→ **EXERCISE INSTRUCTIONS**: Write out, word for word, every line from the one containing "Read the values" through the last line of the records below, both ends included.

- - - - - - -

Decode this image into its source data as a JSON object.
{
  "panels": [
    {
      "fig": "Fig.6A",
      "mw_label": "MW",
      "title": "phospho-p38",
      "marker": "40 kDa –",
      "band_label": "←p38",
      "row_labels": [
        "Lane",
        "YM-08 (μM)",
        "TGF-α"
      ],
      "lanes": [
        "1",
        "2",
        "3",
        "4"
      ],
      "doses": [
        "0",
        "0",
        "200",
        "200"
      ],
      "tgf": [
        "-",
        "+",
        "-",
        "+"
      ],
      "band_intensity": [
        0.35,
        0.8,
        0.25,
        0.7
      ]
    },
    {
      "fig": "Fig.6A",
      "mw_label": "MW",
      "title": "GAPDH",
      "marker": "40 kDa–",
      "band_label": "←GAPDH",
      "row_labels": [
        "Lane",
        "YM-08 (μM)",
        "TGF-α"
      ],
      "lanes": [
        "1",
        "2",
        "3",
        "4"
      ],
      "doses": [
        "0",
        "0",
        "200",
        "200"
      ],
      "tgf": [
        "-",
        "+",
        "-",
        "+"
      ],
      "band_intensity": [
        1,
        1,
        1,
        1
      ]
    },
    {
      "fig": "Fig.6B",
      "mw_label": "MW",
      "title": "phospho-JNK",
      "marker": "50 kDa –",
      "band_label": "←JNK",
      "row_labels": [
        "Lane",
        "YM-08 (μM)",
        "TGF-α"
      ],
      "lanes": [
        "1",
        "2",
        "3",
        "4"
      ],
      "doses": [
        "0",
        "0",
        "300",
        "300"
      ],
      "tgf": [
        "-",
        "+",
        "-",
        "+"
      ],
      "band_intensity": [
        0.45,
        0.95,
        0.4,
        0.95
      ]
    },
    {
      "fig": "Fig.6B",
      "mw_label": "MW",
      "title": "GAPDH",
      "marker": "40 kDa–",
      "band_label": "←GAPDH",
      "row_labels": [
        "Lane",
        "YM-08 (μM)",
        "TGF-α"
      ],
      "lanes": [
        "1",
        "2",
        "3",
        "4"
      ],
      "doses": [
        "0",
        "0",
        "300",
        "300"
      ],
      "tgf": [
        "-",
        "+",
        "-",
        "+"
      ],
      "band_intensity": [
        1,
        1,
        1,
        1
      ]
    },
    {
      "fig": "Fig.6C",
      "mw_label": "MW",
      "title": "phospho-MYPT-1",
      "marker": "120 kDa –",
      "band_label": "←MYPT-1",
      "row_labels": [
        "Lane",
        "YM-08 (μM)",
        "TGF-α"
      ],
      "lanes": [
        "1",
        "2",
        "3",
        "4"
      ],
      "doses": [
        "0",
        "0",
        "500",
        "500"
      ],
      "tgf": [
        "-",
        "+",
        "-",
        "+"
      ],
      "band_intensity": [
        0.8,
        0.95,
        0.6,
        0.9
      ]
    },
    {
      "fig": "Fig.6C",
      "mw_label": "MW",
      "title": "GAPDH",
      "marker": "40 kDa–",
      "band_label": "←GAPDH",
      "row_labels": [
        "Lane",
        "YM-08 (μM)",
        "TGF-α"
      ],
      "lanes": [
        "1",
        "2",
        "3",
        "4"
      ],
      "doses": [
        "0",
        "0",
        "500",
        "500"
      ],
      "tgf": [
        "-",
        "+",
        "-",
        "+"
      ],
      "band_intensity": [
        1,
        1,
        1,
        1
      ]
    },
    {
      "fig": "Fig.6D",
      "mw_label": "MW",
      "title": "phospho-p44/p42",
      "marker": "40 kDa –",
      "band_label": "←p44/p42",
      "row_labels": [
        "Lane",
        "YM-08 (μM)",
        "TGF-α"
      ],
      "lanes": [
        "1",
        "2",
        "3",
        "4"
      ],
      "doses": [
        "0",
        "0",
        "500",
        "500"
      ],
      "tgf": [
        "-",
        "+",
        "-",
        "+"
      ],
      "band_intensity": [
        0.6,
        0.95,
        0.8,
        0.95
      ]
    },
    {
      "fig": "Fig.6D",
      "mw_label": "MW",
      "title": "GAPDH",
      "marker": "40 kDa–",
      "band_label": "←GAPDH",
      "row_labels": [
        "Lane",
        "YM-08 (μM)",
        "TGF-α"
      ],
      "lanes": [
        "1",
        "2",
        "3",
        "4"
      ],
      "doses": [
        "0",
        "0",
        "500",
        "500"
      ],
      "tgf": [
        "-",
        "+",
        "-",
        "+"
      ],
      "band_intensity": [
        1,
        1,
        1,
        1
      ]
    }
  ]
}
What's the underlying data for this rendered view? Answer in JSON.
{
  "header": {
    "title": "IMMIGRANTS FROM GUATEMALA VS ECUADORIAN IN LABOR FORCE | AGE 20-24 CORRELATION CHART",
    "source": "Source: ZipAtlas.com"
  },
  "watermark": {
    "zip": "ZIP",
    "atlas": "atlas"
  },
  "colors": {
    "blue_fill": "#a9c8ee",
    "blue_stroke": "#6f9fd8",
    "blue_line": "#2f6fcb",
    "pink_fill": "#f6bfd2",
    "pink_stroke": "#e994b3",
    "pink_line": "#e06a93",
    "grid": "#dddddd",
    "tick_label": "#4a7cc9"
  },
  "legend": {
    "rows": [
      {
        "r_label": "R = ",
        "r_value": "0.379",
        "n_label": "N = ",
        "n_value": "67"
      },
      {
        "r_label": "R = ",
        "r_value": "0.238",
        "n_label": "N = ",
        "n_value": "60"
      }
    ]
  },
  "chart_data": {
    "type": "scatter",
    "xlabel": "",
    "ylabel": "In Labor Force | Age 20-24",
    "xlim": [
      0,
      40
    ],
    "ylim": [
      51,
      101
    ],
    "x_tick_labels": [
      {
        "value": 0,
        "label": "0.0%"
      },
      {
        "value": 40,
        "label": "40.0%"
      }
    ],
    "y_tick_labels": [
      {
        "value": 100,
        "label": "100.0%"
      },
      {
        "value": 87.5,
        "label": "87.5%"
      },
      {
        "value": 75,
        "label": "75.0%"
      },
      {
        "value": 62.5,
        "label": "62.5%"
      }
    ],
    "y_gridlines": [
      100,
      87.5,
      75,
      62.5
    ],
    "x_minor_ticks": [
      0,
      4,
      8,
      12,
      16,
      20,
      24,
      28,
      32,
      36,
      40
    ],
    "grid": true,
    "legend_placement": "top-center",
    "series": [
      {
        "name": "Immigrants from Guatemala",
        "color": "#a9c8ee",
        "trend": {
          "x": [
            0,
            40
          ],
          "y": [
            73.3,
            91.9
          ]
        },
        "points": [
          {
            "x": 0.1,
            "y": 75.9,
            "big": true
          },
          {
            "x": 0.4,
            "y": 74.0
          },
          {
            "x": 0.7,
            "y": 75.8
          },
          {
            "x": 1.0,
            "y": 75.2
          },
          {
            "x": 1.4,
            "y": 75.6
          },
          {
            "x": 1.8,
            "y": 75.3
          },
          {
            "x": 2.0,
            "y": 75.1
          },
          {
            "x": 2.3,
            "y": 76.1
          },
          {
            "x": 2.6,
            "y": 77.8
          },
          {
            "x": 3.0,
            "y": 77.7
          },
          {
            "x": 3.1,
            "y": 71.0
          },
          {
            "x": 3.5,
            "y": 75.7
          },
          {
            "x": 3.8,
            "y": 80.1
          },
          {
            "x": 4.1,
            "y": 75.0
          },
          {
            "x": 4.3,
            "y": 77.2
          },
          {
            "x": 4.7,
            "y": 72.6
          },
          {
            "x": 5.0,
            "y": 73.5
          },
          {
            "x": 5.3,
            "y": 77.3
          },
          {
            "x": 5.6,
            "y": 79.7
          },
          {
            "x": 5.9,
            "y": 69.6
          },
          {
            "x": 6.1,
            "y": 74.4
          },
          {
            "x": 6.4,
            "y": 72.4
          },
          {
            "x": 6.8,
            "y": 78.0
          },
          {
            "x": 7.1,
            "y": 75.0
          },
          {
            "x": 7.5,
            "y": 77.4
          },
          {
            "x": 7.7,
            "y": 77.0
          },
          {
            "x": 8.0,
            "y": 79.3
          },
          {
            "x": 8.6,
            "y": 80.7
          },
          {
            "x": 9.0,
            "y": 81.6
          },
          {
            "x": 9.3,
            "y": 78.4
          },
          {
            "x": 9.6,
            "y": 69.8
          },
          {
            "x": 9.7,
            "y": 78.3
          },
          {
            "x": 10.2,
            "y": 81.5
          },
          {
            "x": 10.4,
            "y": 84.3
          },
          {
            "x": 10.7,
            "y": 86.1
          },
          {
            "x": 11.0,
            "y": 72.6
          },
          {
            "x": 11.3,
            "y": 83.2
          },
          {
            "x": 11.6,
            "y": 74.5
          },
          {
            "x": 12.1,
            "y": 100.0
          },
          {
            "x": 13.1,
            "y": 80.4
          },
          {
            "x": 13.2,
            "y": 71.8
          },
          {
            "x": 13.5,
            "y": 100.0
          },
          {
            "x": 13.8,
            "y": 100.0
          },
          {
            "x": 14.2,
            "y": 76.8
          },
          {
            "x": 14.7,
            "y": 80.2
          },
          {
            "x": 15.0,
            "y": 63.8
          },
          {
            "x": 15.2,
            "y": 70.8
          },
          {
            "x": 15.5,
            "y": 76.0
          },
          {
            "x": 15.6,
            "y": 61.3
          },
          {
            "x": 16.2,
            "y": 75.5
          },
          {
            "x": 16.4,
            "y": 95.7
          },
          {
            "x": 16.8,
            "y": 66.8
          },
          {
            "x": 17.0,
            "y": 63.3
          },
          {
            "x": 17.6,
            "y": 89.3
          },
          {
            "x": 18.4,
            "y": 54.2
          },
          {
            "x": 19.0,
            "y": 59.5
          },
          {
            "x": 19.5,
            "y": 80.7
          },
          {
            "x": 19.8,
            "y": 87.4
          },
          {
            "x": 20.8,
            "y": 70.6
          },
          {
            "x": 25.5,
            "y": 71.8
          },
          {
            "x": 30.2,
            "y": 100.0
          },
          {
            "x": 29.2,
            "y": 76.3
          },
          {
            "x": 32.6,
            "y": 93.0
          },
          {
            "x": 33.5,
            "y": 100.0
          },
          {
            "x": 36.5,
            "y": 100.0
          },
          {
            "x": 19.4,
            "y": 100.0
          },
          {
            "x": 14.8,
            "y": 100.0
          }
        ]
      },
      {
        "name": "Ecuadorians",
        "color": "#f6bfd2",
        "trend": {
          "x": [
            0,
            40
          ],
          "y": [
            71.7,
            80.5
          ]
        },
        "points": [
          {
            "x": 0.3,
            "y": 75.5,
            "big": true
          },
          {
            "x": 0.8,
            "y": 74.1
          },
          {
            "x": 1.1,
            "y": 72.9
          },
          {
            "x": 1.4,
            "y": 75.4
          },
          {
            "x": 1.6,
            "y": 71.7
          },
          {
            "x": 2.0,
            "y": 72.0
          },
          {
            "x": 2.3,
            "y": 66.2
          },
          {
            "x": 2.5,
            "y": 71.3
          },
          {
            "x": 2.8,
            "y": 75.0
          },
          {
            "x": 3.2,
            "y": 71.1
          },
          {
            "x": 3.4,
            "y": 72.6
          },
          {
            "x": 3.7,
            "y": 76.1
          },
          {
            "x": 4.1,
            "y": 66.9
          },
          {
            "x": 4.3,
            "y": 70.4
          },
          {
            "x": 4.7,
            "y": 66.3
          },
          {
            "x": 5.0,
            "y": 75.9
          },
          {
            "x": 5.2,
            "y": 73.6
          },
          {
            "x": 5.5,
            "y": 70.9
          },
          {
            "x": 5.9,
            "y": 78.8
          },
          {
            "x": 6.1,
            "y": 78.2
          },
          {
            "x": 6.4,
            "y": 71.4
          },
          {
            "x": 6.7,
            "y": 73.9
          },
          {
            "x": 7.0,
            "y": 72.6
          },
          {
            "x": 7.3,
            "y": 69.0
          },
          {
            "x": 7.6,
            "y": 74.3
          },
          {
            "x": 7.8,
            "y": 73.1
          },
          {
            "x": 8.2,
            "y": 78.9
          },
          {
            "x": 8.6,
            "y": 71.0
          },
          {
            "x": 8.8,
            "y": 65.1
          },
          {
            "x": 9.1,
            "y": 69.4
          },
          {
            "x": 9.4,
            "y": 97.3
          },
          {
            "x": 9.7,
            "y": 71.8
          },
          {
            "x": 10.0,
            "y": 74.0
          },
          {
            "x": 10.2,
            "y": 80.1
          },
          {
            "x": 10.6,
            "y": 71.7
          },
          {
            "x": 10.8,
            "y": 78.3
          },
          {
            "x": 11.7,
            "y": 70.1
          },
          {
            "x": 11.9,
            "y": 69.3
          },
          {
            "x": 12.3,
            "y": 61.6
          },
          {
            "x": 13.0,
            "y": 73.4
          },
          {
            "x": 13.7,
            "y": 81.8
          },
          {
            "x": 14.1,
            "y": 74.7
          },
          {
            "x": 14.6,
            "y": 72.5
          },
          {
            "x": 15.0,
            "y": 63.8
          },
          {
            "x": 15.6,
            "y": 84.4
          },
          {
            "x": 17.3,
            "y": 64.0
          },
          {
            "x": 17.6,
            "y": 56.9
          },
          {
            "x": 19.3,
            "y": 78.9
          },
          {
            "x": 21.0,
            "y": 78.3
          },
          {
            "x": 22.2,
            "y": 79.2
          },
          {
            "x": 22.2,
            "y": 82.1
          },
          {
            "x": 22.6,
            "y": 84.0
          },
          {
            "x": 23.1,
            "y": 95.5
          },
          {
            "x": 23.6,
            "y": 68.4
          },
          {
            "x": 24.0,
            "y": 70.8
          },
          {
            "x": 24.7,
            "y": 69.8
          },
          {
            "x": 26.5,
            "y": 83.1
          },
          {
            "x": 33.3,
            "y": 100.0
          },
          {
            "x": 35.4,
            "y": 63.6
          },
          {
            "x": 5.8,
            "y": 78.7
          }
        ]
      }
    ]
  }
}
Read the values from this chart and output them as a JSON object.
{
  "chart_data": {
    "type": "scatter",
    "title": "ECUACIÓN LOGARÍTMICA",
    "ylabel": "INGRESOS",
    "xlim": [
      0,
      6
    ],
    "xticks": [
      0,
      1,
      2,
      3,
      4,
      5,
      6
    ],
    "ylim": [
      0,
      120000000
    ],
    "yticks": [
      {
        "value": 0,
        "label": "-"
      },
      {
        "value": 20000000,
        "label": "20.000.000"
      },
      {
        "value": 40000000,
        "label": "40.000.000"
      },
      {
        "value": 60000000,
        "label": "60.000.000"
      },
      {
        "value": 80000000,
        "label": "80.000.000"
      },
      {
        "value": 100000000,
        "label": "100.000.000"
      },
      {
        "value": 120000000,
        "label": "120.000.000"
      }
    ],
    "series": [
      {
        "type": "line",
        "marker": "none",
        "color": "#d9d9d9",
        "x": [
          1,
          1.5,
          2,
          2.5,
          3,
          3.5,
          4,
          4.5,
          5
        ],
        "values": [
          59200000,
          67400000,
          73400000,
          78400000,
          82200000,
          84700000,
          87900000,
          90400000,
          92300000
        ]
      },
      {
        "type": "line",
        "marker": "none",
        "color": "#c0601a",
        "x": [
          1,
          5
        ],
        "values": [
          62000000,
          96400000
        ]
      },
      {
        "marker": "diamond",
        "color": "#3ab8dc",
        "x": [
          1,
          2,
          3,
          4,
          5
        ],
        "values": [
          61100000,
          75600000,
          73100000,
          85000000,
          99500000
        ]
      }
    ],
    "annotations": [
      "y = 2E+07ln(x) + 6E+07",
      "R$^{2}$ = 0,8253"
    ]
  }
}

- - - - - - -

→ **ANSWER TO THIS EXERCISE**:
Read the values from this chart and output them as a JSON object.
{
  "chart_data": {
    "type": "scatter",
    "title": "ECUACIÓN LOGARÍTMICA",
    "ylabel": "INGRESOS",
    "xlim": [
      0,
      6
    ],
    "xticks": [
      0,
      1,
      2,
      3,
      4,
      5,
      6
    ],
    "ylim": [
      0,
      120000000
    ],
    "yticks": [
      {
        "value": 0,
        "label": "-"
      },
      {
        "value": 20000000,
        "label": "20.000.000"
      },
      {
        "value": 40000000,
        "label": "40.000.000"
      },
      {
        "value": 60000000,
        "label": "60.000.000"
      },
      {
        "value": 80000000,
        "label": "80.000.000"
      },
      {
        "value": 100000000,
        "label": "100.000.000"
      },
      {
        "value": 120000000,
        "label": "120.000.000"
      }
    ],
    "series": [
      {
        "type": "line",
        "marker": "none",
        "color": "#d9d9d9",
        "x": [
          1,
          1.5,
          2,
          2.5,
          3,
          3.5,
          4,
          4.5,
          5
        ],
        "values": [
          59200000,
          67400000,
          73400000,
          78400000,
          82200000,
          84700000,
          87900000,
          90400000,
          92300000
        ]
      },
      {
        "type": "line",
        "marker": "none",
        "color": "#c0601a",
        "x": [
          1,
          5
        ],
        "values": [
          62000000,
          96400000
        ]
      },
      {
        "marker": "diamond",
        "color": "#3ab8dc",
        "x": [
          1,
          2,
          3,
          4,
          5
        ],
        "values": [
          61100000,
          75600000,
          73100000,
          85000000,
          99500000
        ]
      }
    ],
    "annotations": [
      "y = 2E+07ln(x) + 6E+07",
      "R$^{2}$ = 0,8253"
    ]
  }
}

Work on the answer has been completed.